◆ TASK INSTRUCTIONS: Reproduce the records below in their entirety, character for character.

::: RECORDED DATA :::

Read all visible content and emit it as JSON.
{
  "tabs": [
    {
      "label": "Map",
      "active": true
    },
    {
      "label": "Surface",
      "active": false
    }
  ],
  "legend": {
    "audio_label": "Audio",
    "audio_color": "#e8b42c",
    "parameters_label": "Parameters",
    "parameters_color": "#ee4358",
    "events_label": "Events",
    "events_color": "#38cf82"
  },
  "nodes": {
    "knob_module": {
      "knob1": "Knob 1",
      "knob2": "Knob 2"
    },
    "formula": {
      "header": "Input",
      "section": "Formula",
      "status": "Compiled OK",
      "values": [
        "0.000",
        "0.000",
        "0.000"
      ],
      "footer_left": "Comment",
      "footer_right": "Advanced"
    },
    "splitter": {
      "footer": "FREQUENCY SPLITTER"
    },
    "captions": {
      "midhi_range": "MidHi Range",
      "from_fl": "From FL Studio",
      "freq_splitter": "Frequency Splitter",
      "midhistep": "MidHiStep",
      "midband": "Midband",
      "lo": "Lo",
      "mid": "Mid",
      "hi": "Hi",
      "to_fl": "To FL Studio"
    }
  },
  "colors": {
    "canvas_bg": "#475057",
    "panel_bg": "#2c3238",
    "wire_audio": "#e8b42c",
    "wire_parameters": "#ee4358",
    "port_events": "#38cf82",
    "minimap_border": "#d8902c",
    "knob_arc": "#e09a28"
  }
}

:::

◆ EXERCISE RESPONSE:
Read all visible content and emit it as JSON.
{
  "tabs": [
    {
      "label": "Map",
      "active": true
    },
    {
      "label": "Surface",
      "active": false
    }
  ],
  "legend": {
    "audio_label": "Audio",
    "audio_color": "#e8b42c",
    "parameters_label": "Parameters",
    "parameters_color": "#ee4358",
    "events_label": "Events",
    "events_color": "#38cf82"
  },
  "nodes": {
    "knob_module": {
      "knob1": "Knob 1",
      "knob2": "Knob 2"
    },
    "formula": {
      "header": "Input",
      "section": "Formula",
      "status": "Compiled OK",
      "values": [
        "0.000",
        "0.000",
        "0.000"
      ],
      "footer_left": "Comment",
      "footer_right": "Advanced"
    },
    "splitter": {
      "footer": "FREQUENCY SPLITTER"
    },
    "captions": {
      "midhi_range": "MidHi Range",
      "from_fl": "From FL Studio",
      "freq_splitter": "Frequency Splitter",
      "midhistep": "MidHiStep",
      "midband": "Midband",
      "lo": "Lo",
      "mid": "Mid",
      "hi": "Hi",
      "to_fl": "To FL Studio"
    }
  },
  "colors": {
    "canvas_bg": "#475057",
    "panel_bg": "#2c3238",
    "wire_audio": "#e8b42c",
    "wire_parameters": "#ee4358",
    "port_events": "#38cf82",
    "minimap_border": "#d8902c",
    "knob_arc": "#e09a28"
  }
}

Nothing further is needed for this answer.